(Lines of data)
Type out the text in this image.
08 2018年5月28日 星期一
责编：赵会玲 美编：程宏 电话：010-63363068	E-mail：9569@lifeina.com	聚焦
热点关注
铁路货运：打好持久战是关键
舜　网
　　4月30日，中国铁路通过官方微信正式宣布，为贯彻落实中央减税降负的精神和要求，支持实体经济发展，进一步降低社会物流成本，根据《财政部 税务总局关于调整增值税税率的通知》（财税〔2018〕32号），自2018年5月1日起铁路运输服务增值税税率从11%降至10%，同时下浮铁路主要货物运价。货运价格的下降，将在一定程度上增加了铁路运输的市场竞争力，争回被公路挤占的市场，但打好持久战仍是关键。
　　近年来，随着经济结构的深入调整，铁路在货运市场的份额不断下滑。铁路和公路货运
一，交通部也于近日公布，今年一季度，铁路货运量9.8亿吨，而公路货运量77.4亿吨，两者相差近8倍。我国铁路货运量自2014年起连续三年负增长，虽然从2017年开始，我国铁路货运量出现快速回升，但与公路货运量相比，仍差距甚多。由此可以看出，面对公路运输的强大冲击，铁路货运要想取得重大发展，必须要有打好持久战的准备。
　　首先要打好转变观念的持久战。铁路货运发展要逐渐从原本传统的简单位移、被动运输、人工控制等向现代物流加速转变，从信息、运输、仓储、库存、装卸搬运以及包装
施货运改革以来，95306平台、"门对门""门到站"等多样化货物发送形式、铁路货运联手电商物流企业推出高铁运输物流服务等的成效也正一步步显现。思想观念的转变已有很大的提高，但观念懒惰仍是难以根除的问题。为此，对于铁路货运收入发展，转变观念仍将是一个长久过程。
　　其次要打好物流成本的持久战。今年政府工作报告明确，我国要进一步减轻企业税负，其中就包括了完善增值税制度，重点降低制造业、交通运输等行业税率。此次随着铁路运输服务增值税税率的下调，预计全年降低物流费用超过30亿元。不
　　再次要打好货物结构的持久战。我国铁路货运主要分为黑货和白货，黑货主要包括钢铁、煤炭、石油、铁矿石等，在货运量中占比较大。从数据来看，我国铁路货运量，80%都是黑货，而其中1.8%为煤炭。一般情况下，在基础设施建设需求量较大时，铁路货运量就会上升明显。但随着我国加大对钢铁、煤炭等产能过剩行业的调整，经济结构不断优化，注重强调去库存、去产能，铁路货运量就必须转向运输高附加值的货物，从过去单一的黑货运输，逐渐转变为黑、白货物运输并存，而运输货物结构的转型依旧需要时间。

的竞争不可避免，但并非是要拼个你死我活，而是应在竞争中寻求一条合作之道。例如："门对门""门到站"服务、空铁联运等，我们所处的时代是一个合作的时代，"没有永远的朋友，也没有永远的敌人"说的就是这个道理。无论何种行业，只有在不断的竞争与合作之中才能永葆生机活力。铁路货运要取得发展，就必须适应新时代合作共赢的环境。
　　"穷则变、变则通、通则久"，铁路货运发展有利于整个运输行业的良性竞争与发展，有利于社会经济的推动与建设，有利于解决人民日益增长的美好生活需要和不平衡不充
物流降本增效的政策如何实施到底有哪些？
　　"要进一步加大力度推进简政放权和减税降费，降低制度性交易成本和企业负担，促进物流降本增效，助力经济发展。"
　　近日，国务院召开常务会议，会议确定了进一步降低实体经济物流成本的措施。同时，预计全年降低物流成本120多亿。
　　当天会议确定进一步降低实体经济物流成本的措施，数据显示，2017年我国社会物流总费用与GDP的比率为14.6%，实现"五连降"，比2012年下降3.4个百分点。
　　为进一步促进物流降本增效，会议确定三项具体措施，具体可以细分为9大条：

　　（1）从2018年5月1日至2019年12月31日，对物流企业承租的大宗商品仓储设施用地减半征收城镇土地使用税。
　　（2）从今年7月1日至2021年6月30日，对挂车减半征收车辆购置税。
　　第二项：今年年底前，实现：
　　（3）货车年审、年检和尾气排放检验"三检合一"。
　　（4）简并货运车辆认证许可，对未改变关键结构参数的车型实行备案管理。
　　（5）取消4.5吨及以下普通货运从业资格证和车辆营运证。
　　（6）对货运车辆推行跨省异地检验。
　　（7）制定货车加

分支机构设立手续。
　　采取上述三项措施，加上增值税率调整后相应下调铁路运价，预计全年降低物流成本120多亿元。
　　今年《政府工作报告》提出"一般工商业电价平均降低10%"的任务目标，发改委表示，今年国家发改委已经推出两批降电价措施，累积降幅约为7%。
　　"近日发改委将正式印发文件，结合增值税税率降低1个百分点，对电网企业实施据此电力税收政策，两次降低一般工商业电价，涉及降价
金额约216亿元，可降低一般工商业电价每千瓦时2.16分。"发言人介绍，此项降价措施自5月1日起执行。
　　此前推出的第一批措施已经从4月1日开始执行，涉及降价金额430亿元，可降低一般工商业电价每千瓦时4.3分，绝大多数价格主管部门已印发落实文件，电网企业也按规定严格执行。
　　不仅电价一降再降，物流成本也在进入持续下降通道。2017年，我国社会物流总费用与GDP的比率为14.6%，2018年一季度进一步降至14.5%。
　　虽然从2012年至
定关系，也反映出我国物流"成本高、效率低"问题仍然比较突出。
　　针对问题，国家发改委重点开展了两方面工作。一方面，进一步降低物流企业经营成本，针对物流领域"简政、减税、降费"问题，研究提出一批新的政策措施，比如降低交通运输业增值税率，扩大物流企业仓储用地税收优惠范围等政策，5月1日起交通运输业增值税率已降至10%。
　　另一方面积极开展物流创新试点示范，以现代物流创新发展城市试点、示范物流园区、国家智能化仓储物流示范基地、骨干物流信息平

> **What the exercise asks**
Write the complete data out, exactly as above.

> **Exercise output**
Type out the text in this image.
08 2018年5月28日 星期一
责编：赵会玲 美编：程宏 电话：010-63363068	E-mail：9569@lifeina.com	聚焦
热点关注
铁路货运：打好持久战是关键
舜　网
　　4月30日，中国铁路通过官方微信正式宣布，为贯彻落实中央减税降负的精神和要求，支持实体经济发展，进一步降低社会物流成本，根据《财政部 税务总局关于调整增值税税率的通知》（财税〔2018〕32号），自2018年5月1日起铁路运输服务增值税税率从11%降至10%，同时下浮铁路主要货物运价。货运价格的下降，将在一定程度上增加了铁路运输的市场竞争力，争回被公路挤占的市场，但打好持久战仍是关键。
　　近年来，随着经济结构的深入调整，铁路在货运市场的份额不断下滑。铁路和公路货运
一，交通部也于近日公布，今年一季度，铁路货运量9.8亿吨，而公路货运量77.4亿吨，两者相差近8倍。我国铁路货运量自2014年起连续三年负增长，虽然从2017年开始，我国铁路货运量出现快速回升，但与公路货运量相比，仍差距甚多。由此可以看出，面对公路运输的强大冲击，铁路货运要想取得重大发展，必须要有打好持久战的准备。
　　首先要打好转变观念的持久战。铁路货运发展要逐渐从原本传统的简单位移、被动运输、人工控制等向现代物流加速转变，从信息、运输、仓储、库存、装卸搬运以及包装
施货运改革以来，95306平台、"门对门""门到站"等多样化货物发送形式、铁路货运联手电商物流企业推出高铁运输物流服务等的成效也正一步步显现。思想观念的转变已有很大的提高，但观念懒惰仍是难以根除的问题。为此，对于铁路货运收入发展，转变观念仍将是一个长久过程。
　　其次要打好物流成本的持久战。今年政府工作报告明确，我国要进一步减轻企业税负，其中就包括了完善增值税制度，重点降低制造业、交通运输等行业税率。此次随着铁路运输服务增值税税率的下调，预计全年降低物流费用超过30亿元。不
　　再次要打好货物结构的持久战。我国铁路货运主要分为黑货和白货，黑货主要包括钢铁、煤炭、石油、铁矿石等，在货运量中占比较大。从数据来看，我国铁路货运量，80%都是黑货，而其中1.8%为煤炭。一般情况下，在基础设施建设需求量较大时，铁路货运量就会上升明显。但随着我国加大对钢铁、煤炭等产能过剩行业的调整，经济结构不断优化，注重强调去库存、去产能，铁路货运量就必须转向运输高附加值的货物，从过去单一的黑货运输，逐渐转变为黑、白货物运输并存，而运输货物结构的转型依旧需要时间。

的竞争不可避免，但并非是要拼个你死我活，而是应在竞争中寻求一条合作之道。例如："门对门""门到站"服务、空铁联运等，我们所处的时代是一个合作的时代，"没有永远的朋友，也没有永远的敌人"说的就是这个道理。无论何种行业，只有在不断的竞争与合作之中才能永葆生机活力。铁路货运要取得发展，就必须适应新时代合作共赢的环境。
　　"穷则变、变则通、通则久"，铁路货运发展有利于整个运输行业的良性竞争与发展，有利于社会经济的推动与建设，有利于解决人民日益增长的美好生活需要和不平衡不充
物流降本增效的政策如何实施到底有哪些？
　　"要进一步加大力度推进简政放权和减税降费，降低制度性交易成本和企业负担，促进物流降本增效，助力经济发展。"
　　近日，国务院召开常务会议，会议确定了进一步降低实体经济物流成本的措施。同时，预计全年降低物流成本120多亿。
　　当天会议确定进一步降低实体经济物流成本的措施，数据显示，2017年我国社会物流总费用与GDP的比率为14.6%，实现"五连降"，比2012年下降3.4个百分点。
　　为进一步促进物流降本增效，会议确定三项具体措施，具体可以细分为9大条：

　　（1）从2018年5月1日至2019年12月31日，对物流企业承租的大宗商品仓储设施用地减半征收城镇土地使用税。
　　（2）从今年7月1日至2021年6月30日，对挂车减半征收车辆购置税。
　　第二项：今年年底前，实现：
　　（3）货车年审、年检和尾气排放检验"三检合一"。
　　（4）简并货运车辆认证许可，对未改变关键结构参数的车型实行备案管理。
　　（5）取消4.5吨及以下普通货运从业资格证和车辆营运证。
　　（6）对货运车辆推行跨省异地检验。
　　（7）制定货车加

分支机构设立手续。
　　采取上述三项措施，加上增值税率调整后相应下调铁路运价，预计全年降低物流成本120多亿元。
　　今年《政府工作报告》提出"一般工商业电价平均降低10%"的任务目标，发改委表示，今年国家发改委已经推出两批降电价措施，累积降幅约为7%。
　　"近日发改委将正式印发文件，结合增值税税率降低1个百分点，对电网企业实施据此电力税收政策，两次降低一般工商业电价，涉及降价
金额约216亿元，可降低一般工商业电价每千瓦时2.16分。"发言人介绍，此项降价措施自5月1日起执行。
　　此前推出的第一批措施已经从4月1日开始执行，涉及降价金额430亿元，可降低一般工商业电价每千瓦时4.3分，绝大多数价格主管部门已印发落实文件，电网企业也按规定严格执行。
　　不仅电价一降再降，物流成本也在进入持续下降通道。2017年，我国社会物流总费用与GDP的比率为14.6%，2018年一季度进一步降至14.5%。
　　虽然从2012年至
定关系，也反映出我国物流"成本高、效率低"问题仍然比较突出。
　　针对问题，国家发改委重点开展了两方面工作。一方面，进一步降低物流企业经营成本，针对物流领域"简政、减税、降费"问题，研究提出一批新的政策措施，比如降低交通运输业增值税率，扩大物流企业仓储用地税收优惠范围等政策，5月1日起交通运输业增值税率已降至10%。
　　另一方面积极开展物流创新试点示范，以现代物流创新发展城市试点、示范物流园区、国家智能化仓储物流示范基地、骨干物流信息平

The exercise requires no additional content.